What is asked
Reproduce the listing word for word. Skip any image.

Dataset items
━━━━

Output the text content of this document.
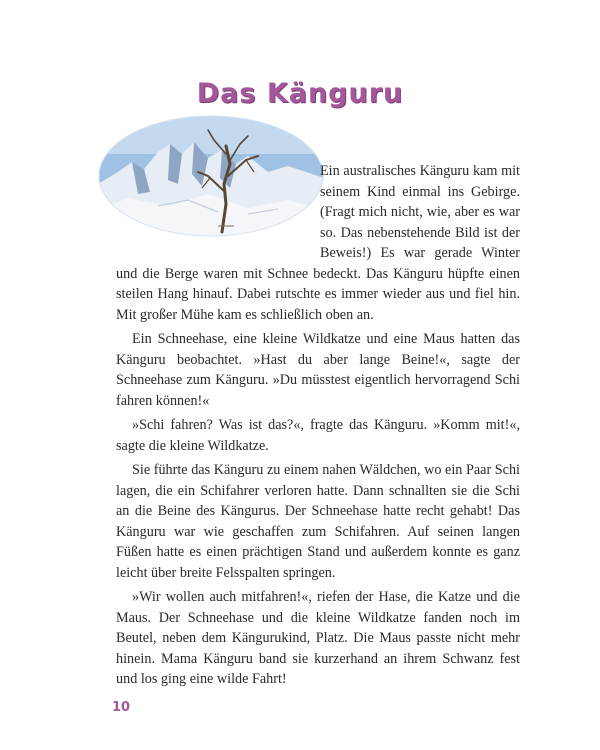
Das Känguru

Ein australisches Känguru kam mit seinem Kind einmal ins Gebirge. (Fragt mich nicht, wie, aber es war so. Das nebenstehende Bild ist der Beweis!) Es war gerade Winter und die Berge waren mit Schnee bedeckt. Das Känguru hüpfte einen steilen Hang hinauf. Dabei rutschte es immer wieder aus und fiel hin. Mit großer Mühe kam es schließlich oben an.

Ein Schneehase, eine kleine Wildkatze und eine Maus hatten das Känguru beobachtet. »Hast du aber lange Beine!«, sagte der Schneehase zum Känguru. »Du müsstest eigentlich hervorragend Schi fahren können!«

»Schi fahren? Was ist das?«, fragte das Känguru. »Komm mit!«, sagte die kleine Wildkatze.

Sie führte das Känguru zu einem nahen Wäldchen, wo ein Paar Schi lagen, die ein Schifahrer verloren hatte. Dann schnallten sie die Schi an die Beine des Kängurus. Der Schneehase hatte recht gehabt! Das Känguru war wie geschaffen zum Schifahren. Auf seinen langen Füßen hatte es einen prächtigen Stand und außerdem konnte es ganz leicht über breite Felsspalten springen.

»Wir wollen auch mitfahren!«, riefen der Hase, die Katze und die Maus. Der Schneehase und die kleine Wildkatze fanden noch im Beutel, neben dem Kängurukind, Platz. Die Maus passte nicht mehr hinein. Mama Känguru band sie kurzerhand an ihrem Schwanz fest und los ging eine wilde Fahrt!

10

━━━━

The result
Output the text content of this document.
Das Känguru

Ein australisches Känguru kam mit seinem Kind einmal ins Gebirge. (Fragt mich nicht, wie, aber es war so. Das nebenstehende Bild ist der Beweis!) Es war gerade Winter und die Berge waren mit Schnee bedeckt. Das Känguru hüpfte einen steilen Hang hinauf. Dabei rutschte es immer wieder aus und fiel hin. Mit großer Mühe kam es schließlich oben an.

Ein Schneehase, eine kleine Wildkatze und eine Maus hatten das Känguru beobachtet. »Hast du aber lange Beine!«, sagte der Schneehase zum Känguru. »Du müsstest eigentlich hervorragend Schi fahren können!«

»Schi fahren? Was ist das?«, fragte das Känguru. »Komm mit!«, sagte die kleine Wildkatze.

Sie führte das Känguru zu einem nahen Wäldchen, wo ein Paar Schi lagen, die ein Schifahrer verloren hatte. Dann schnallten sie die Schi an die Beine des Kängurus. Der Schneehase hatte recht gehabt! Das Känguru war wie geschaffen zum Schifahren. Auf seinen langen Füßen hatte es einen prächtigen Stand und außerdem konnte es ganz leicht über breite Felsspalten springen.

»Wir wollen auch mitfahren!«, riefen der Hase, die Katze und die Maus. Der Schneehase und die kleine Wildkatze fanden noch im Beutel, neben dem Kängurukind, Platz. Die Maus passte nicht mehr hinein. Mama Känguru band sie kurzerhand an ihrem Schwanz fest und los ging eine wilde Fahrt!

10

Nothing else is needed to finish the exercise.